**Data shown:**
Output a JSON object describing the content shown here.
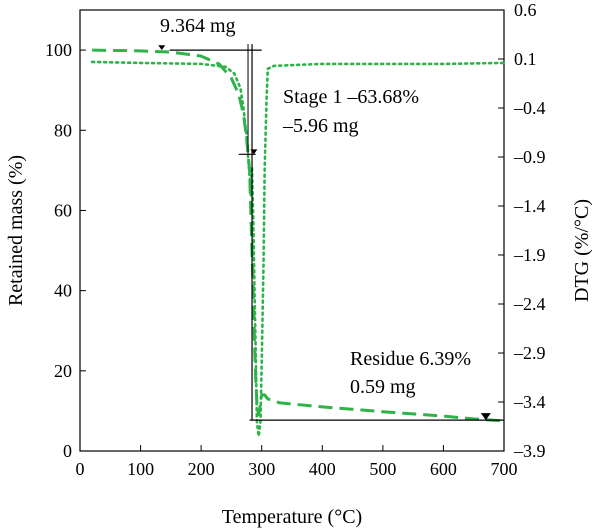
{
  "chart_data": {
    "type": "line",
    "xlabel": "Temperature (°C)",
    "ylabel": "Retained mass (%)",
    "y2label": "DTG (%/°C)",
    "xlim": [
      0,
      700
    ],
    "ylim": [
      0,
      110
    ],
    "y2lim": [
      -3.9,
      0.6
    ],
    "grid": false,
    "x_ticks": [
      0,
      100,
      200,
      300,
      400,
      500,
      600,
      700
    ],
    "y_ticks": [
      0,
      20,
      40,
      60,
      80,
      100
    ],
    "y2_ticks": [
      0.6,
      0.1,
      -0.4,
      -0.9,
      -1.4,
      -1.9,
      -2.4,
      -2.9,
      -3.4,
      -3.9
    ],
    "y2_tick_labels": [
      "0.6",
      "0.1",
      "–0.4",
      "–0.9",
      "–1.4",
      "–1.9",
      "–2.4",
      "–2.9",
      "–3.4",
      "–3.9"
    ],
    "series": [
      {
        "axis": "left",
        "style": "dashed",
        "color": "#2db34a",
        "x": [
          20,
          100,
          150,
          200,
          230,
          250,
          262,
          270,
          275,
          280,
          283,
          286,
          288,
          290,
          292,
          295,
          300,
          305,
          310,
          330,
          400,
          500,
          600,
          650,
          700
        ],
        "y": [
          100,
          99.8,
          99.5,
          98.5,
          96.5,
          93,
          89,
          84,
          78,
          70,
          55,
          40,
          28,
          18,
          12,
          9,
          14,
          14,
          13,
          12,
          11,
          9.8,
          8.7,
          8.0,
          7.5
        ]
      },
      {
        "axis": "right",
        "style": "dotted",
        "color": "#2db34a",
        "x": [
          20,
          100,
          200,
          240,
          255,
          265,
          270,
          275,
          280,
          282,
          284,
          286,
          288,
          290,
          292,
          295,
          298,
          300,
          303,
          305,
          308,
          310,
          320,
          400,
          500,
          600,
          700
        ],
        "y": [
          0.07,
          0.06,
          0.05,
          0.02,
          -0.05,
          -0.2,
          -0.4,
          -0.7,
          -1.1,
          -1.3,
          -1.0,
          -1.5,
          -2.2,
          -2.9,
          -3.6,
          -3.75,
          -3.6,
          -3.0,
          -2.0,
          -1.0,
          -0.3,
          0.0,
          0.03,
          0.05,
          0.05,
          0.05,
          0.06
        ]
      }
    ],
    "annotations": {
      "stage_start": {
        "label": "9.364 mg",
        "x": 135,
        "y": 100,
        "line_x": [
          148,
          300
        ]
      },
      "stage1": {
        "line1": "Stage 1 –63.68%",
        "line2": "–5.96 mg",
        "x": 287,
        "y": 74,
        "line_x": [
          262,
          290
        ]
      },
      "residue": {
        "line1": "Residue 6.39%",
        "line2": "0.59 mg",
        "x": 670,
        "y": 7.7,
        "line_x": [
          280,
          700
        ]
      },
      "drop_line_x": 284
    }
  }
}
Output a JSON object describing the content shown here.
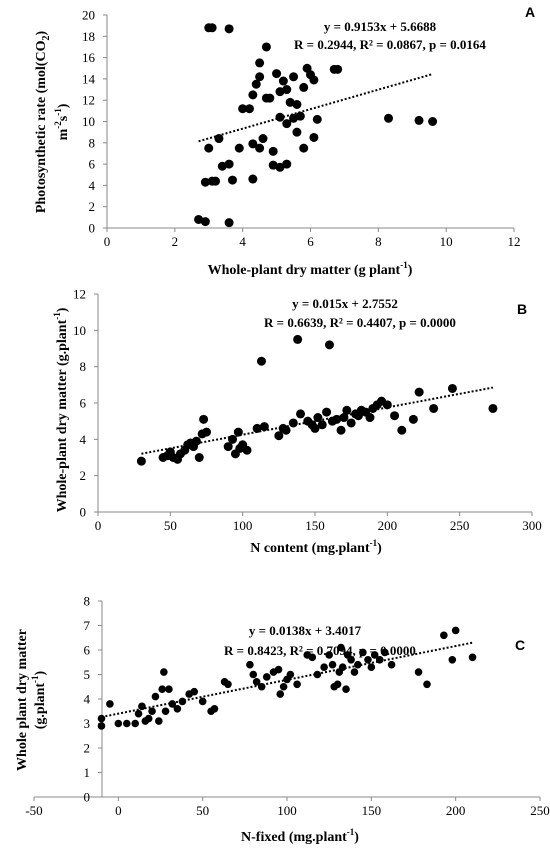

**Your goal:** Set down every entry word for word, but omit the pictures.

**Written solution:**
Output a JSON object describing the content shown here.
{
  "chart_data": {
    "type": "line",
    "xlabel": "Temperature (°C)",
    "ylabel": "Retained mass (%)",
    "y2label": "DTG (%/°C)",
    "xlim": [
      0,
      700
    ],
    "ylim": [
      0,
      110
    ],
    "y2lim": [
      -3.9,
      0.6
    ],
    "grid": false,
    "x_ticks": [
      0,
      100,
      200,
      300,
      400,
      500,
      600,
      700
    ],
    "y_ticks": [
      0,
      20,
      40,
      60,
      80,
      100
    ],
    "y2_ticks": [
      0.6,
      0.1,
      -0.4,
      -0.9,
      -1.4,
      -1.9,
      -2.4,
      -2.9,
      -3.4,
      -3.9
    ],
    "y2_tick_labels": [
      "0.6",
      "0.1",
      "–0.4",
      "–0.9",
      "–1.4",
      "–1.9",
      "–2.4",
      "–2.9",
      "–3.4",
      "–3.9"
    ],
    "series": [
      {
        "axis": "left",
        "style": "dashed",
        "color": "#2db34a",
        "x": [
          20,
          100,
          150,
          200,
          230,
          250,
          262,
          270,
          275,
          280,
          283,
          286,
          288,
          290,
          292,
          295,
          300,
          305,
          310,
          330,
          400,
          500,
          600,
          650,
          700
        ],
        "y": [
          100,
          99.8,
          99.5,
          98.5,
          96.5,
          93,
          89,
          84,
          78,
          70,
          55,
          40,
          28,
          18,
          12,
          9,
          14,
          14,
          13,
          12,
          11,
          9.8,
          8.7,
          8.0,
          7.5
        ]
      },
      {
        "axis": "right",
        "style": "dotted",
        "color": "#2db34a",
        "x": [
          20,
          100,
          200,
          240,
          255,
          265,
          270,
          275,
          280,
          282,
          284,
          286,
          288,
          290,
          292,
          295,
          298,
          300,
          303,
          305,
          308,
          310,
          320,
          400,
          500,
          600,
          700
        ],
        "y": [
          0.07,
          0.06,
          0.05,
          0.02,
          -0.05,
          -0.2,
          -0.4,
          -0.7,
          -1.1,
          -1.3,
          -1.0,
          -1.5,
          -2.2,
          -2.9,
          -3.6,
          -3.75,
          -3.6,
          -3.0,
          -2.0,
          -1.0,
          -0.3,
          0.0,
          0.03,
          0.05,
          0.05,
          0.05,
          0.06
        ]
      }
    ],
    "annotations": {
      "stage_start": {
        "label": "9.364 mg",
        "x": 135,
        "y": 100,
        "line_x": [
          148,
          300
        ]
      },
      "stage1": {
        "line1": "Stage 1 –63.68%",
        "line2": "–5.96 mg",
        "x": 287,
        "y": 74,
        "line_x": [
          262,
          290
        ]
      },
      "residue": {
        "line1": "Residue 6.39%",
        "line2": "0.59 mg",
        "x": 670,
        "y": 7.7,
        "line_x": [
          280,
          700
        ]
      },
      "drop_line_x": 284
    }
  }
}
Output a JSON object describing the content shown here.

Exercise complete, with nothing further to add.